Instructions to follow:
Return every line of the material exactly.

Stored items:
════════════════
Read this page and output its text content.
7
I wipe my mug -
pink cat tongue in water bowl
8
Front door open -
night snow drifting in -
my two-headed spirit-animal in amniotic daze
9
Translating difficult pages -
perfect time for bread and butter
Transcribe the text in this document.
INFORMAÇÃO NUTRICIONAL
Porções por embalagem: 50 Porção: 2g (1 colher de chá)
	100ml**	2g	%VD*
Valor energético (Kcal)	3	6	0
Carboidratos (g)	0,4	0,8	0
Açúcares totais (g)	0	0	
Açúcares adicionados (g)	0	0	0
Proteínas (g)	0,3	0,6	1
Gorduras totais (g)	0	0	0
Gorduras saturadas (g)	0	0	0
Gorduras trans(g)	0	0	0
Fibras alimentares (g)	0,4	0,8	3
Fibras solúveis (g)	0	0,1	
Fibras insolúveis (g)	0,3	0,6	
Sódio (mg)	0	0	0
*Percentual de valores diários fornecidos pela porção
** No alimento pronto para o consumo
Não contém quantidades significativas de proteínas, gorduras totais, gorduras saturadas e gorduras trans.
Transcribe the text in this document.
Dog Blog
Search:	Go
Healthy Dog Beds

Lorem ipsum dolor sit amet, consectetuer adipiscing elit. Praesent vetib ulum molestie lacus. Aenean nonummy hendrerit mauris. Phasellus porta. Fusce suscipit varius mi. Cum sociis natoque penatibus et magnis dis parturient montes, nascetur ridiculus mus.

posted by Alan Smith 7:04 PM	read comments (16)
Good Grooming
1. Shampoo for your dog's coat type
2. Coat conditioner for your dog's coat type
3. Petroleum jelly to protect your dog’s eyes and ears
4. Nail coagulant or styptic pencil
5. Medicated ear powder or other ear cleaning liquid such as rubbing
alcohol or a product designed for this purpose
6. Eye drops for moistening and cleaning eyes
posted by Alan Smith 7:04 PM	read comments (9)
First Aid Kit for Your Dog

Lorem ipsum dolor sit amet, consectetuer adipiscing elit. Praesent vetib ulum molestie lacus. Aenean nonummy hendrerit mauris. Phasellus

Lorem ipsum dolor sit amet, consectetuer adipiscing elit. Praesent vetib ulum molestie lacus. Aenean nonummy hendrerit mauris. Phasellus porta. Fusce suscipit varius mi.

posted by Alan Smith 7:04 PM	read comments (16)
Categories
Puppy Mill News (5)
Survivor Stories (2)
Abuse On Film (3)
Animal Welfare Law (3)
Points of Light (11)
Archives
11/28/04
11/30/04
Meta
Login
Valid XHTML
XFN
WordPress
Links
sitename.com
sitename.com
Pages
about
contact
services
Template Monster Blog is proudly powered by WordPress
════════════════
Answer to the task:
Read this page and output its text content.
7
I wipe my mug -
pink cat tongue in water bowl
8
Front door open -
night snow drifting in -
my two-headed spirit-animal in amniotic daze
9
Translating difficult pages -
perfect time for bread and butter
Transcribe the text in this document.
INFORMAÇÃO NUTRICIONAL
Porções por embalagem: 50 Porção: 2g (1 colher de chá)
	100ml**	2g	%VD*
Valor energético (Kcal)	3	6	0
Carboidratos (g)	0,4	0,8	0
Açúcares totais (g)	0	0	
Açúcares adicionados (g)	0	0	0
Proteínas (g)	0,3	0,6	1
Gorduras totais (g)	0	0	0
Gorduras saturadas (g)	0	0	0
Gorduras trans(g)	0	0	0
Fibras alimentares (g)	0,4	0,8	3
Fibras solúveis (g)	0	0,1	
Fibras insolúveis (g)	0,3	0,6	
Sódio (mg)	0	0	0
*Percentual de valores diários fornecidos pela porção
** No alimento pronto para o consumo
Não contém quantidades significativas de proteínas, gorduras totais, gorduras saturadas e gorduras trans.
Transcribe the text in this document.
Dog Blog
Search:	Go
Healthy Dog Beds

Lorem ipsum dolor sit amet, consectetuer adipiscing elit. Praesent vetib ulum molestie lacus. Aenean nonummy hendrerit mauris. Phasellus porta. Fusce suscipit varius mi. Cum sociis natoque penatibus et magnis dis parturient montes, nascetur ridiculus mus.

posted by Alan Smith 7:04 PM	read comments (16)
Good Grooming
1. Shampoo for your dog's coat type
2. Coat conditioner for your dog's coat type
3. Petroleum jelly to protect your dog’s eyes and ears
4. Nail coagulant or styptic pencil
5. Medicated ear powder or other ear cleaning liquid such as rubbing
alcohol or a product designed for this purpose
6. Eye drops for moistening and cleaning eyes
posted by Alan Smith 7:04 PM	read comments (9)
First Aid Kit for Your Dog

Lorem ipsum dolor sit amet, consectetuer adipiscing elit. Praesent vetib ulum molestie lacus. Aenean nonummy hendrerit mauris. Phasellus

Lorem ipsum dolor sit amet, consectetuer adipiscing elit. Praesent vetib ulum molestie lacus. Aenean nonummy hendrerit mauris. Phasellus porta. Fusce suscipit varius mi.

posted by Alan Smith 7:04 PM	read comments (16)
Categories
Puppy Mill News (5)
Survivor Stories (2)
Abuse On Film (3)
Animal Welfare Law (3)
Points of Light (11)
Archives
11/28/04
11/30/04
Meta
Login
Valid XHTML
XFN
WordPress
Links
sitename.com
sitename.com
Pages
about
contact
services
Template Monster Blog is proudly powered by WordPress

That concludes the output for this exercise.